====== 本文抜粋 ======

ラインスドルフと「赤いウィーン」
※こちらの記事は、2024年11月に開催しました当会のイベント『ラインスドルフを聴く会』の解説として作成されたものです。
1. はじめに
エーリヒ・ラインスドルフ(1912 - 1993)は、オーストリア出身のアメリカを拠点に活躍した指揮者である。彼が誕生した1912年は、ヴァント、チェリビダッケ、ショルティ、ライトナー、マルケヴィチ、クルト・ザンデルリングなど、多くの巨匠が誕生した年でもある。商業録音の数から言えば、デッカに膨大な録音を残したショルティには及ばないものの、ラインスドルフはこの中でも著しく、RCAに主要オペラ・レパートリーを網羅的に録音したほか、監督を務めたボストン交響楽団との多岐に渡る録音や史上初のモーツァルトの交響曲全集なども残しており、これらの事蹟から巨匠と言える存在であったことは容易に窺える。しかし、放送録音などが今でも数多く発売されている同い年の指揮者たちと比べれば、彼の知名度・人気は今ひとつと言え、同時に振り返られる機会も限られたままと言える。また、彼の情報や音源へのアクセスが格段に容易になった今日においても、依然として状況に大きな変化が見られない。そこで、彼の音楽を聴く上での手がかりを提示するべく、彼のいくつかの著書から (“Erich Leinsdorf on Music”を中心に) 彼の音楽のルーツを探ろうと思う。今回は彼のルーツの一つでありながらも、深く言及されない亡命以前のヨーロッパでの活動、特に「赤いウィーン」体制下での活動に焦点を当てていく。
2. 経歴
今回は彼の亡命以前のウィーンでの活動を扱うことになるが、まずは亡命後の活躍も含めて、彼の生涯を概観¹'²しよう。1912年、ラインスドルフはウィーンのユダヤ人家庭に生まれた。その3年後に父を亡くし、ウィーンの叔母の家に暮らすことになる。1920年、7歳のときにピアノを始め、1923年から作曲家パウル・エメリッヒに、1929年から同じく作曲家パウル・アマデウス・ピスクに学んだ。1930年、音楽学を学ぶためウィーン大学に入学するも、演奏家としてのキャリアを本格化することを決意し、翌年の1931年から1933年までウィーン音楽大学で学ぶ。1933年、ウェーベルンが指揮する“Arbeiter-Symphoniekonzerte”『労働者交響楽演奏会』にリハーサルピアニストとして参加し、1934年から1936年にかけてザルツブルク音楽祭でトスカニーニおよびワルターのアシスタントを務めた。1937年にメトロポリタン歌劇場で副指揮者に任命されアメリカに渡航するが、ヨーロッパでのナチスの台頭により帰国が困難となり、アメリカに亡命。1938年に「ワルキューレ」で指揮者としてプロデビューし、1939年には前任のボダンツキーの死去に伴い、ドイツのレパートリーを任されるようになる。1942年にアメリカ市民権を獲得し、翌年にはクリーブランド管弦楽団の首席指揮者に就任するも、米軍への徴兵のために短期間で退任。1944年、メトロポリタン歌劇場に復帰し、1947年から1955年までロチェスター・フィルハーモニー管弦楽団、1962年から1969年までボストン交響楽団の音楽監督を務めた。その後はフリーランスとして、故郷のヨーロッパを含む各国で客演を行い、指揮者として活動を続けた。1993年、スイスのチューリッヒにて死去する。

====== 提示資料 ======

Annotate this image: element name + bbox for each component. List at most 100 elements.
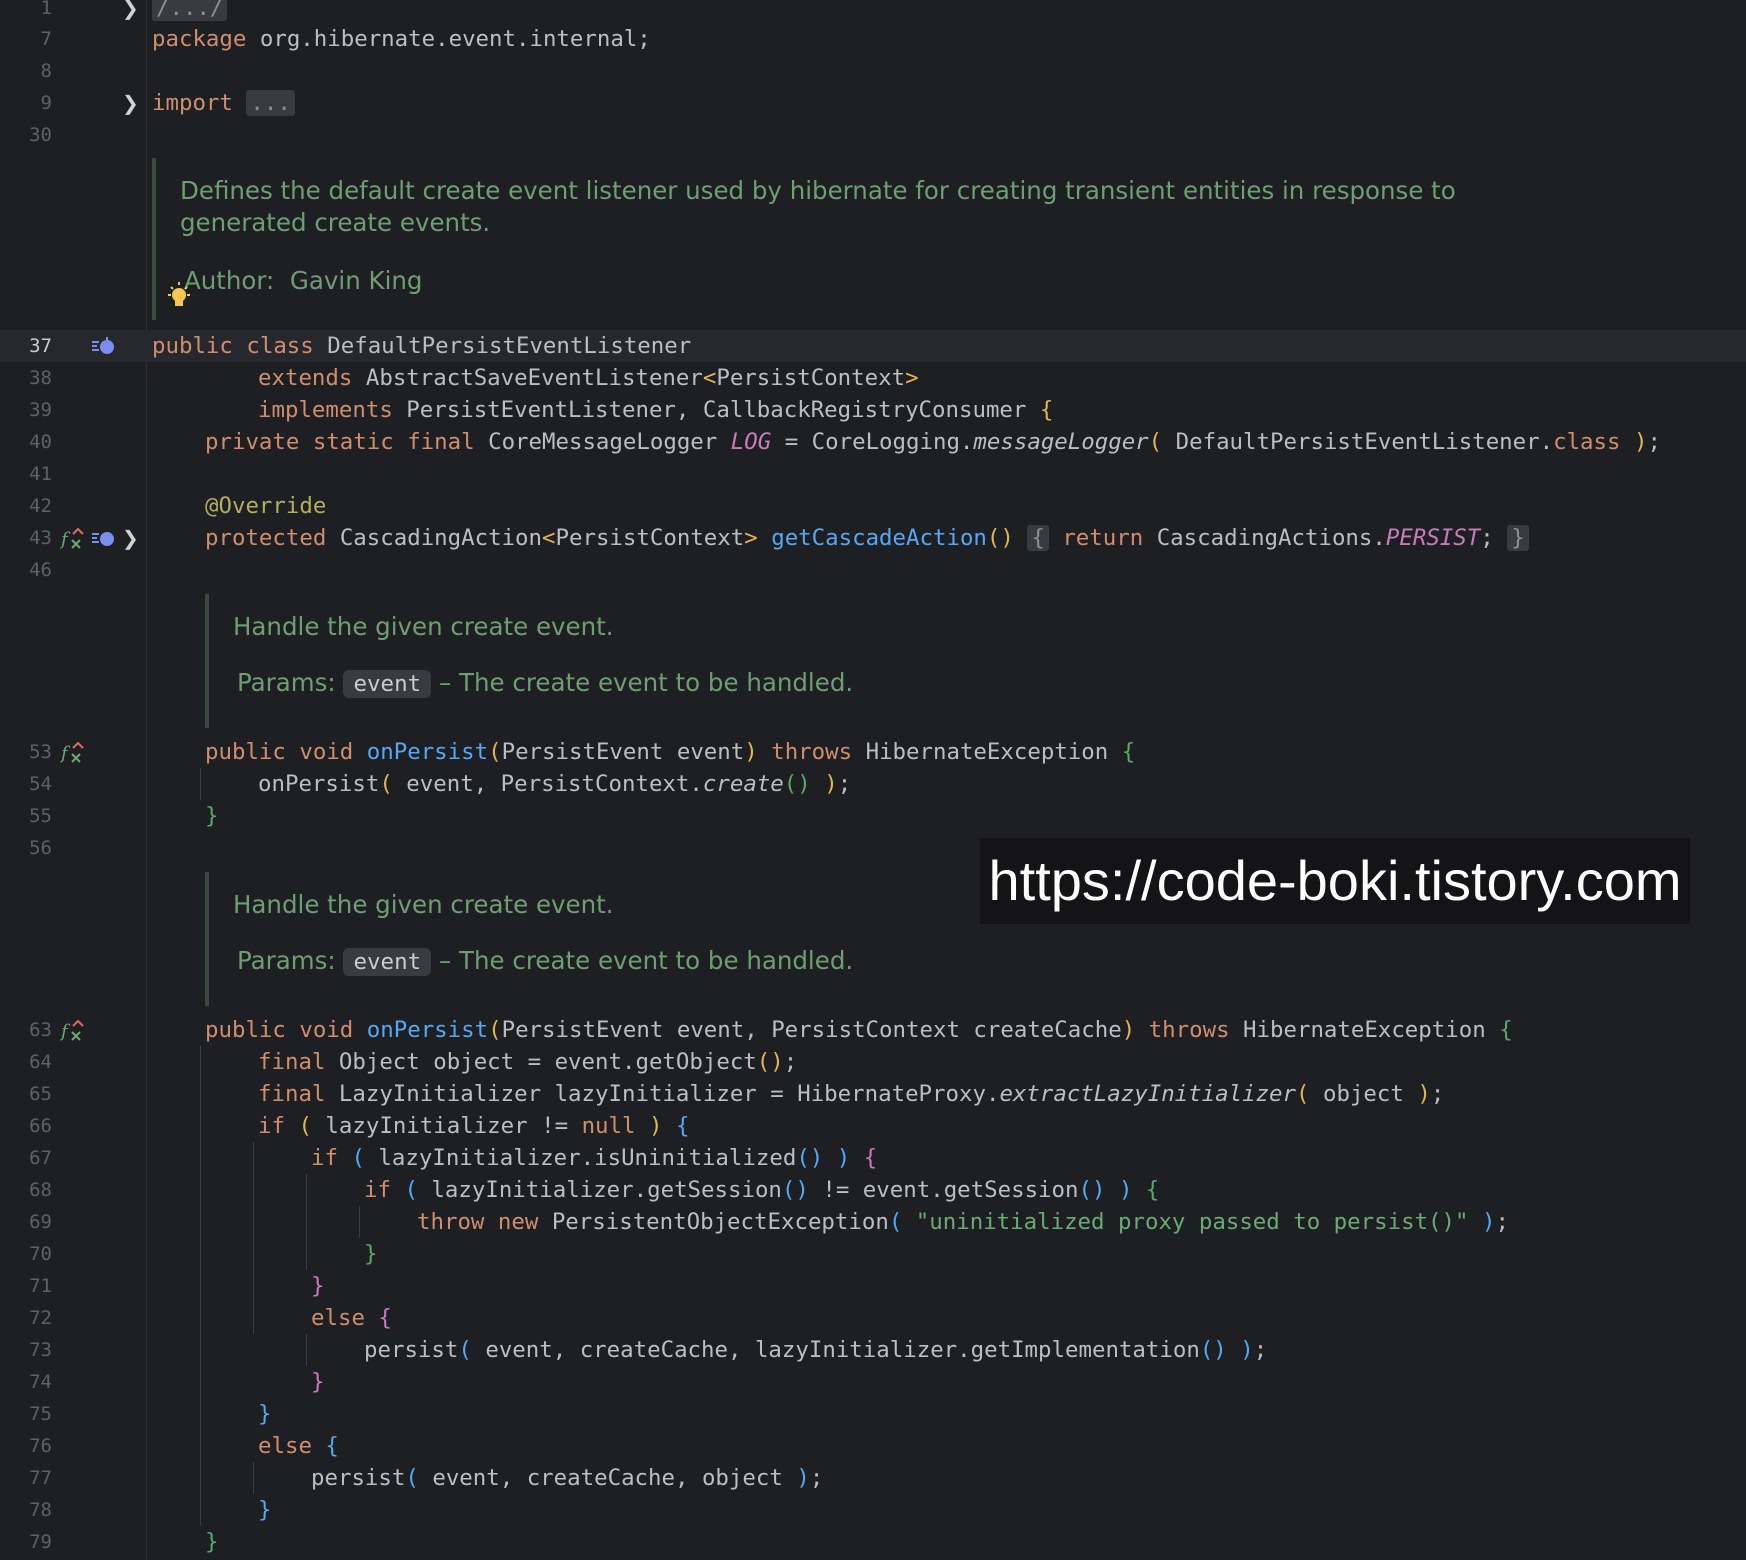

======

● **課題**:
A – ラインスドルフについての文章で、彼と同じ1912年に生まれた巨匠として名前が挙がっている人物をすべて挙げよ。
B – ラインスドルフについての文章を、最後の文の後から書き継げ。
上の資料は、ラインスドルフについての文章とは出典が異なる。

● **最終解答**:
A – ヴァント、チェリビダッケ、ショルティ、ライトナー、マルケヴィチ、クルト・ザンデルリング

B –
3.「赤いウィーン」
第1次世界大戦敗北後の1919年から1934年までのウィーンは、その政治体制から「赤いウィーン」と呼ばれていた。ラインスドルフが生まれ、亡命するまで過ごした26年間の大部分がこの時代にあたる。ほとんどの部分が田口晃氏の『ウィーン: 都市の近代』³に負うものだが、以下では「赤いウィーン」の成立の契機であるオーストリアの第一次世界大戦の敗北から簡単に示す。
1918年に第1次世界大戦で敗北したオーストリアは、スラヴ系諸国の独立によって、かつての帝国から解体され、従来の経済基盤を失った。また他の中欧諸国と同様、急進的な労働者や帰還兵がレーテ(ロシア語でソヴィエト)運動を展開していた。こうした混乱極まる状況で、左派のオーストリア社会民主党が政権を握った。社会民主党は、労働者の権利向上や社会保障制度の充実を図る政策を議会制民主主義の枠組みで進めた。特にウィーン州においては、多数の議席を獲得した上、州独自の立法権と課税権が行使できたため社会実験的な政策の実施を可能にしていた。こうしてウィーンで成立した左派政党主導の政治体制を「赤いウィーン」と呼ぶ。
社会民主党は「無階級社会」を標榜し、労働者に対する「教育」によりその実現を目指していた。この「教育」とは、伝統的ドイツ文化を通じて政治的・文化的な素養を涵養し、生活環境の改善を通じて行動の自律性と共同体意識を醸成することであり、労働者に市民社会における「革命」の主体としての役割を自覚させることを目的としたものだった。そして、この構想のもと行われた「教育」的な文化政策に若きラインスドルフは関与していくことになる。
4. D.J. バッハとピスク
4.1. D.J. バッハ
「赤いウィーン」の文化政策、とくに音楽において最重要となる人物ダーフィト・ヨーゼフ・バッハ (1874 - 1947、以下D.J. バッハ) である。彼は、ウィーンの社会主義者の新聞“Arbeiter-Zeitung”『労働者新聞』で音楽批評を担当し、1905年に“Arbeiter-Symphoniekonzerte” 『労働者交響楽演奏会』 を創設する⁴。1917年に労働者新聞の責任編集者に就任し、1919年に“Sozialdemokratische Kunststelle” (社会民主主義芸術局) が設立されると、D.J. バッハはその責任者となった⁵'⁷。
彼は、シェーンベルクに薫陶を受けた新ウィーン楽派の音楽家たちと密接な関係を築いていた。シェーンベルクとは同い年で、幼少期から友人関係にあったが、政治的な関与に対しては若干の距離がおかれていた⁷'⁸。また、シェーンベルクは、ベルリンのプロイセン芸術アカデミー教授への就任など⁷'⁸、ウィーンを離れることが多く、地理的にも離れていた。一方で、ウィーンを拠点としていた新ウィーン楽派の音楽家たちには、活動する機会を与えつつ、それを労働者階級と伝統的音楽との間を縮める成果として利用しようとしていた。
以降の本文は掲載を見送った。